▸ **TASK**
Gather each line of the entries below that includes "appropriate".

▸ **INFORMATION PROVIDED**

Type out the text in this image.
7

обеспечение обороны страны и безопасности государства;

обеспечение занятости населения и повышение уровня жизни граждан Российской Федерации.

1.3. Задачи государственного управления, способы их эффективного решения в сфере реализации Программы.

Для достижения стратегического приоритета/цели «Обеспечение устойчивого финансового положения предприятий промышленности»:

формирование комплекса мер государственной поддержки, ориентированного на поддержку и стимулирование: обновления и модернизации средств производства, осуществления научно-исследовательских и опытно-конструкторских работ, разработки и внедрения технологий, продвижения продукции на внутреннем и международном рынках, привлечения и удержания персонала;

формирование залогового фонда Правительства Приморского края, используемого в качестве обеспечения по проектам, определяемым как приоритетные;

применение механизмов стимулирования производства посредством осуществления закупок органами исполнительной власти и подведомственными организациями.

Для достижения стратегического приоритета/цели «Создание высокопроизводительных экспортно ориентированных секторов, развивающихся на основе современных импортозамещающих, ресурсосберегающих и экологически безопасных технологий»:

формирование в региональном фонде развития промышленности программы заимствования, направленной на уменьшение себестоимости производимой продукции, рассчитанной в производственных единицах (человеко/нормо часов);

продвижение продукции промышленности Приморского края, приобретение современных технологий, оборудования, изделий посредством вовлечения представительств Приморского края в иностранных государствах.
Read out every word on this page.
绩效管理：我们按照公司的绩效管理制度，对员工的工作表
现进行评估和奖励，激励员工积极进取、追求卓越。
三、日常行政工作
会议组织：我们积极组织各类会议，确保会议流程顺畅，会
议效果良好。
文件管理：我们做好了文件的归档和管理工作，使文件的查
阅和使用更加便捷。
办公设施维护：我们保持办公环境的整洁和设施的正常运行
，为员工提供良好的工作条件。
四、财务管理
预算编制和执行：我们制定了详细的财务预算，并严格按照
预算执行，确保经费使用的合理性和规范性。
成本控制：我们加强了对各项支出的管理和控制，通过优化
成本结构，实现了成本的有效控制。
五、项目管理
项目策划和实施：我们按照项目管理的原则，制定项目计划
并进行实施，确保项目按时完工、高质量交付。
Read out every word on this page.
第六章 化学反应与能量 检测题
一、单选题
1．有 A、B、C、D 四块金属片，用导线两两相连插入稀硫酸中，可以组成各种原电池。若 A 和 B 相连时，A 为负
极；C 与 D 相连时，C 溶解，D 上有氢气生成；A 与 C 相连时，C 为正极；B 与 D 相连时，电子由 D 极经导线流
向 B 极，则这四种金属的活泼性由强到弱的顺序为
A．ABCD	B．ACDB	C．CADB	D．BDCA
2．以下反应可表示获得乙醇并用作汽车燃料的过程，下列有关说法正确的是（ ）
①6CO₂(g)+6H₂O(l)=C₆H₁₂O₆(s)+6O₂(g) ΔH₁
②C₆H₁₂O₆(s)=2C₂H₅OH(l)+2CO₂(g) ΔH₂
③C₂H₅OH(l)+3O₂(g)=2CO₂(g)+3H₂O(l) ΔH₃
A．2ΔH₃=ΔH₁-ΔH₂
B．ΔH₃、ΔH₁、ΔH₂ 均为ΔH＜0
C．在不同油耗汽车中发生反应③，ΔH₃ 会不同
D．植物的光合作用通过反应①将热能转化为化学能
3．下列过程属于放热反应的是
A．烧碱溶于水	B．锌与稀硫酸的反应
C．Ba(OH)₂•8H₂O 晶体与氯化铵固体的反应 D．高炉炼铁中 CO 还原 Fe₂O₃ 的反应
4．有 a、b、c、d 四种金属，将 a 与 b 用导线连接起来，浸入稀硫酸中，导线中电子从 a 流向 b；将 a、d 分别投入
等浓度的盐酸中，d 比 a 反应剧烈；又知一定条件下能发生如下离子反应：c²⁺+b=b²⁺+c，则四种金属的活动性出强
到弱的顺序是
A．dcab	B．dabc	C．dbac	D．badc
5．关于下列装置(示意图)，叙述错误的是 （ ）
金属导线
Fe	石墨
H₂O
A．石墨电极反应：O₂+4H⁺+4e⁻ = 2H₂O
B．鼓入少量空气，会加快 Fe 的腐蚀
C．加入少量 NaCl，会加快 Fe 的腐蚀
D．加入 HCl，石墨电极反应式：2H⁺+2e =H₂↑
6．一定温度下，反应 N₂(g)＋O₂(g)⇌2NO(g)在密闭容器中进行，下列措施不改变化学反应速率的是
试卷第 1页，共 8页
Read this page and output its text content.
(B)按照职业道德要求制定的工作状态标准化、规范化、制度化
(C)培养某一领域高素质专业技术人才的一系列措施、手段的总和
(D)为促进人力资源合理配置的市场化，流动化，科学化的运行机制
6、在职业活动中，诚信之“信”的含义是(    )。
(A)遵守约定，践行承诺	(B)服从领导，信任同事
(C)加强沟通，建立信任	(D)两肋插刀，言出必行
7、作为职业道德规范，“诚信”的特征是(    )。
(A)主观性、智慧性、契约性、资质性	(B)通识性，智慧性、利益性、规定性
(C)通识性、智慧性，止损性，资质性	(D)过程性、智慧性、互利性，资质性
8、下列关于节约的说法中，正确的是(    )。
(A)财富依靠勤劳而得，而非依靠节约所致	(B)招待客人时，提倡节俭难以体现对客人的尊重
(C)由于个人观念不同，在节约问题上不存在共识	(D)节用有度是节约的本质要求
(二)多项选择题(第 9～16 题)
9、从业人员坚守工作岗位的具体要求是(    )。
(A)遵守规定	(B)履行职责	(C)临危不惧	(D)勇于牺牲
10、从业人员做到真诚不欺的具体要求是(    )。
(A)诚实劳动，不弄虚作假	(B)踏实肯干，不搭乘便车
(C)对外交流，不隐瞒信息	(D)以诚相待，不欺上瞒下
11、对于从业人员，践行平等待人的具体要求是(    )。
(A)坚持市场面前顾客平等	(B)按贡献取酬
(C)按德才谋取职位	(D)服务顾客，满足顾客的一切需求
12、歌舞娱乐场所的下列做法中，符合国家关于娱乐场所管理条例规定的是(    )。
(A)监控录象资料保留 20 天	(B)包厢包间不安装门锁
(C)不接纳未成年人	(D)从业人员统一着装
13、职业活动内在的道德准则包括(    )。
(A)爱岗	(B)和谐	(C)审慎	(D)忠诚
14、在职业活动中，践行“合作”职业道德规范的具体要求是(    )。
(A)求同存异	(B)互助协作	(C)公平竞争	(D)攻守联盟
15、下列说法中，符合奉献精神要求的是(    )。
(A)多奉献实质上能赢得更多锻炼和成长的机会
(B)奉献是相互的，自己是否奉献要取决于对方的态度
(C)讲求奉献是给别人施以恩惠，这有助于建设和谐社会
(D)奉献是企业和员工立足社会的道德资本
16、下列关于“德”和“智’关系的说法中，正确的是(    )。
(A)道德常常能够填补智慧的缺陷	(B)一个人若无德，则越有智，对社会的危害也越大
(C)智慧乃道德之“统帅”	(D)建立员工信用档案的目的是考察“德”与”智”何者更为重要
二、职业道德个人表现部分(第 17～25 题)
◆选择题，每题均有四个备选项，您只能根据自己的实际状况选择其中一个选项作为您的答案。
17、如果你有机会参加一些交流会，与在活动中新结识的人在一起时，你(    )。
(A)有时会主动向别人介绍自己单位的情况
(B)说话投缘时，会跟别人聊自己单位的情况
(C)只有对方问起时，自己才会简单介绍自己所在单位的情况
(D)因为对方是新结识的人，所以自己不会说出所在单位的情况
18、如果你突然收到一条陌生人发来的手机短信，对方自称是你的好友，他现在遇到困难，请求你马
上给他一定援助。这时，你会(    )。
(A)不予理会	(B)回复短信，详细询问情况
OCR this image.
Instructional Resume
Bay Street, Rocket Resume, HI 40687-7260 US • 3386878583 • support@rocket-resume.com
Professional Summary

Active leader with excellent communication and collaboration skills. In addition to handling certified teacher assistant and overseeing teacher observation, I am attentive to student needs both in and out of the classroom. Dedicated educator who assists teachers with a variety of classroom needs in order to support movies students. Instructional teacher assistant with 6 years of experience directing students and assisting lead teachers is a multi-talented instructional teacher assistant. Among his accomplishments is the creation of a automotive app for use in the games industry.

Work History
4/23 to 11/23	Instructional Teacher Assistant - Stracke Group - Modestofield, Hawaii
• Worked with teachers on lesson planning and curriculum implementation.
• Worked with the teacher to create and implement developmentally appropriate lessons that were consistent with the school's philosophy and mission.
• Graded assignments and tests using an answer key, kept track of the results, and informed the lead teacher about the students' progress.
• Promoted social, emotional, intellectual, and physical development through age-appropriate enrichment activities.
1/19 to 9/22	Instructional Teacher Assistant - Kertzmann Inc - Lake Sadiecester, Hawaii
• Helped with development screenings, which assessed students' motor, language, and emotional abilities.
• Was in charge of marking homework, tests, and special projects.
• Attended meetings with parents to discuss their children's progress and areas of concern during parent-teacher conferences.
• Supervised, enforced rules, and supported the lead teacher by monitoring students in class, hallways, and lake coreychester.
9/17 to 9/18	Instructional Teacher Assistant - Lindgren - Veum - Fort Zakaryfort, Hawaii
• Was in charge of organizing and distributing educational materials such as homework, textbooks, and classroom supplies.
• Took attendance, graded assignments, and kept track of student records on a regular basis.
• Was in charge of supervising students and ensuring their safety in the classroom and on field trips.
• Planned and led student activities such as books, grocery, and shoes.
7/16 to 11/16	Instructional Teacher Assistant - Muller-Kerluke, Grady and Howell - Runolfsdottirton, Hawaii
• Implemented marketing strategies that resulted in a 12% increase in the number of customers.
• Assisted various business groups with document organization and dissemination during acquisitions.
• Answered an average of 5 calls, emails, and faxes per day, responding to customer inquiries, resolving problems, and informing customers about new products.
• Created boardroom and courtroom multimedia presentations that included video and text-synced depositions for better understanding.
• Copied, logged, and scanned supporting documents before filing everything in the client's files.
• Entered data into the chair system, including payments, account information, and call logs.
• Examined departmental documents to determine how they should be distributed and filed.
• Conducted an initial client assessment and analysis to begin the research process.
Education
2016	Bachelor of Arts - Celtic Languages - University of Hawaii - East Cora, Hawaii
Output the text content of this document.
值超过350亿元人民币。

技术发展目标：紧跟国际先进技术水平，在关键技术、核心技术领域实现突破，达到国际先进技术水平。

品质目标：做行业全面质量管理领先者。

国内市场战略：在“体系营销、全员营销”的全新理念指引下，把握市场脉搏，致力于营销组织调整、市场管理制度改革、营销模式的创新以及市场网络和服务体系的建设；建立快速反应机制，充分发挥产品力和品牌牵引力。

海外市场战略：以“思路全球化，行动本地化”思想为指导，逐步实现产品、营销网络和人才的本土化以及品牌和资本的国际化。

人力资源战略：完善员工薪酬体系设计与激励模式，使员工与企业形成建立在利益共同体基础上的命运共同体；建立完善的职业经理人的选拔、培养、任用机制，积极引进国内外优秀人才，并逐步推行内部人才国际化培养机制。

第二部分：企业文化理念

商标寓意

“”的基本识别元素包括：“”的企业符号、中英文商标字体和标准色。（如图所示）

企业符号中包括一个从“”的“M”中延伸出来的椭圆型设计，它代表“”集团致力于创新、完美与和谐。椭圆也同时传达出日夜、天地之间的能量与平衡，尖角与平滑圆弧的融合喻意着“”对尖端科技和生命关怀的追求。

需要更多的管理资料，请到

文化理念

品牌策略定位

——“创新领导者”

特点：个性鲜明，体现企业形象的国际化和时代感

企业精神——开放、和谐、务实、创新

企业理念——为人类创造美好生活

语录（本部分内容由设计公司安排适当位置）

▸ **TASK ANSWER**
• Worked with the teacher to create and implement developmentally appropriate lessons that were consistent with the school's philosophy and mission.
• Promoted social, emotional, intellectual, and physical development through age-appropriate enrichment activities.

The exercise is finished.